### INSTRUCTIONS FOR THE TASK
Locate each line below that includes "this" and reproduce it.

## START DATASET

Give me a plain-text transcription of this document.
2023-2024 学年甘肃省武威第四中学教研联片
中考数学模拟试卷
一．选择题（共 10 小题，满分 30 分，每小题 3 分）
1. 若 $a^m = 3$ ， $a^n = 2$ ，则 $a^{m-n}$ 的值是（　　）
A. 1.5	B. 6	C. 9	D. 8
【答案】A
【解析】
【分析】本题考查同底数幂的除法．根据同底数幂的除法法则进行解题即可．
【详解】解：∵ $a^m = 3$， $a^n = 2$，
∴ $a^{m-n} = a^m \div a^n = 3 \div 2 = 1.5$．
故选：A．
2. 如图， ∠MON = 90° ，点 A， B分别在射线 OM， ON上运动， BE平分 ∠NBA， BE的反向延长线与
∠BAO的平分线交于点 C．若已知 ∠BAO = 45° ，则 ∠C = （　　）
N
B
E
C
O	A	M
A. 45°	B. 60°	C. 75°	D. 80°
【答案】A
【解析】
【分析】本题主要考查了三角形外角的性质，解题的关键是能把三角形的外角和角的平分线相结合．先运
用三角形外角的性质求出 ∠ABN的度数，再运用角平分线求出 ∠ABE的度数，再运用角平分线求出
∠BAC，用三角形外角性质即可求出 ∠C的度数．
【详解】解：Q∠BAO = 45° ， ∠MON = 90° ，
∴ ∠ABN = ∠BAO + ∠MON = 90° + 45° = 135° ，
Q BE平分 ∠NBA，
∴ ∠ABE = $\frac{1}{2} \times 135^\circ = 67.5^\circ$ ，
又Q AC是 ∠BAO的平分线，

## END DATASET
## START DATASET

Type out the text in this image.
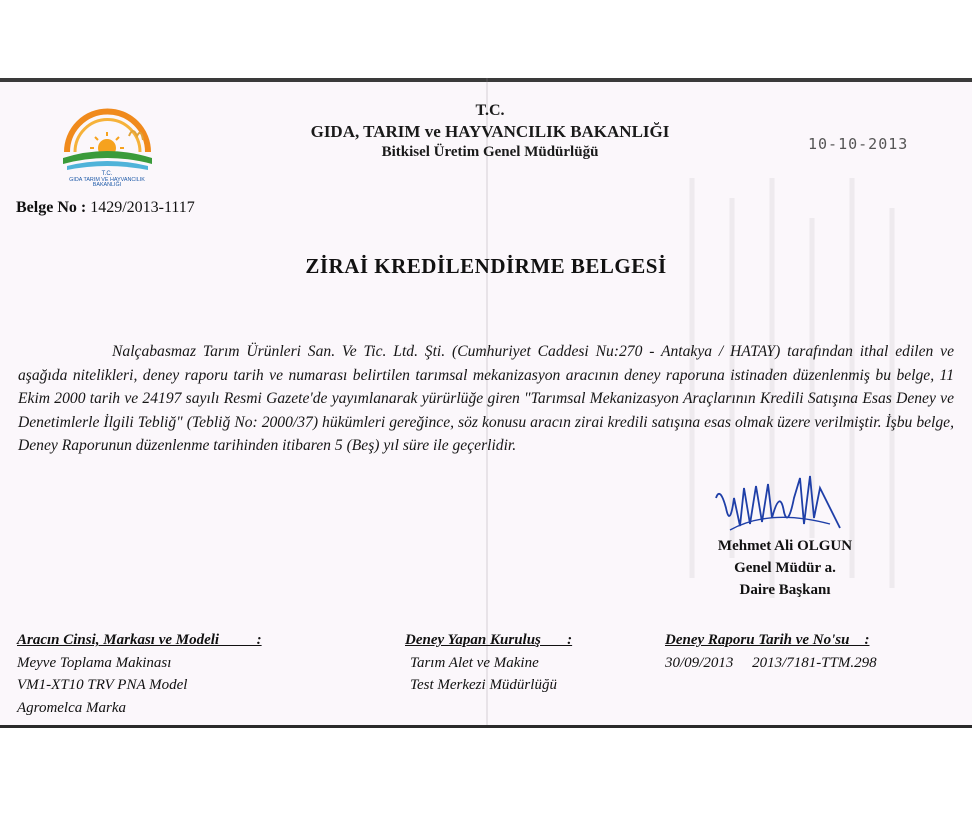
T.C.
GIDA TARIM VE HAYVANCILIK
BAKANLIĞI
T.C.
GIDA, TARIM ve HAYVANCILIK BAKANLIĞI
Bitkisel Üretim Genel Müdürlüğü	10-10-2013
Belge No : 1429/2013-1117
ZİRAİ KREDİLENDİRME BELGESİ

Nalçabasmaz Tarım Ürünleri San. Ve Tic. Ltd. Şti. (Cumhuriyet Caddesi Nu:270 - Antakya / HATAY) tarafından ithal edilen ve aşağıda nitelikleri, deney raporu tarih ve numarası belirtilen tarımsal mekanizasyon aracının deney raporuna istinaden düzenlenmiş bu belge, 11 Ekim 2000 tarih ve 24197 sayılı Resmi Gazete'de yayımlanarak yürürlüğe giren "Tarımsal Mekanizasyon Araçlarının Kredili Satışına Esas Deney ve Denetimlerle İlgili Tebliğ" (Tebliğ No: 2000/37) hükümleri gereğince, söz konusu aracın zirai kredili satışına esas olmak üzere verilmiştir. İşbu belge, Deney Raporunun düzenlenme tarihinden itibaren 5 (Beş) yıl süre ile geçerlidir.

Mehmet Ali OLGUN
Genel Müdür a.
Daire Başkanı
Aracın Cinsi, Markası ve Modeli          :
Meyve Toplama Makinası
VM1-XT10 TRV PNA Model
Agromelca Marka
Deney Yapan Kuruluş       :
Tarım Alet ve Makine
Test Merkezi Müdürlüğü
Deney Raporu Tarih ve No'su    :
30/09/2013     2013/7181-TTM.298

## END DATASET
## START DATASET

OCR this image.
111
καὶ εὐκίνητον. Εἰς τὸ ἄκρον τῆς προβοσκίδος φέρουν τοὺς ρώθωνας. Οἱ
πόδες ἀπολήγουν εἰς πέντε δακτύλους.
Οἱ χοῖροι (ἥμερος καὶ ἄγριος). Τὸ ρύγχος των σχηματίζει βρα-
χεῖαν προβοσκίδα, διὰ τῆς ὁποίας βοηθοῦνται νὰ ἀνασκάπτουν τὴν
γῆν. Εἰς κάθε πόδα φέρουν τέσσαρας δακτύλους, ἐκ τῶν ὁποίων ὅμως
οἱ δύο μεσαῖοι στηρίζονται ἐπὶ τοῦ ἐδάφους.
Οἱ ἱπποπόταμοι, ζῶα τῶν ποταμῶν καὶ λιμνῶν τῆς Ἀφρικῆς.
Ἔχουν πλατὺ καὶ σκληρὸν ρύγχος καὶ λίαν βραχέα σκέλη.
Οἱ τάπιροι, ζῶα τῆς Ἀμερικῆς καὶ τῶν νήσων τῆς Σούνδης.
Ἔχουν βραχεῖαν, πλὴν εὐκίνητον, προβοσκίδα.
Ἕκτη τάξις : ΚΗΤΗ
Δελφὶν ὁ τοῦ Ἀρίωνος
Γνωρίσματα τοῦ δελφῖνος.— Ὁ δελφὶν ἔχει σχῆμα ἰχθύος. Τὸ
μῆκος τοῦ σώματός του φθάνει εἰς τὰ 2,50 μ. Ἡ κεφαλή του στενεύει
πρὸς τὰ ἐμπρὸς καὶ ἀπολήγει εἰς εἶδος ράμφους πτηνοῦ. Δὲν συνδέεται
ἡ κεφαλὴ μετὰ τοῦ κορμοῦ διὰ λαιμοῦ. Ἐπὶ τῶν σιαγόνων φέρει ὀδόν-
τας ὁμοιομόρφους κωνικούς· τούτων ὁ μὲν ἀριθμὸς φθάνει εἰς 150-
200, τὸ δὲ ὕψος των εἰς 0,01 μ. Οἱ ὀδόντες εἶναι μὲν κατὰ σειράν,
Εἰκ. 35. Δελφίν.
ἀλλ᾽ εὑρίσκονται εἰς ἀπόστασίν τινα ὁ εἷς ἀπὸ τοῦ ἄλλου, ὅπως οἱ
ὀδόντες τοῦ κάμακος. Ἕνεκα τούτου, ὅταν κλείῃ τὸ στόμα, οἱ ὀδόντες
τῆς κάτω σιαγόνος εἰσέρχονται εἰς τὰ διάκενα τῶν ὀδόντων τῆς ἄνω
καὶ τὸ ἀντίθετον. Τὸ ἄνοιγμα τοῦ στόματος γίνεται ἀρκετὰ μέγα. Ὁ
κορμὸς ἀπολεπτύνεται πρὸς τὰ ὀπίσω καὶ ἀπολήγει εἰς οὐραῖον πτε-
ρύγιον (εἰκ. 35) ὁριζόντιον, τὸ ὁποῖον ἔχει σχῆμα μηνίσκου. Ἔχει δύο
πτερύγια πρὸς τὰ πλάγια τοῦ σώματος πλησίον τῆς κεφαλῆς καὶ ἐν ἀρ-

## END DATASET

### ANSWER TO THE PROBLEM
Give me a plain-text transcription of this document.
Type out the text in this image.
OCR this image.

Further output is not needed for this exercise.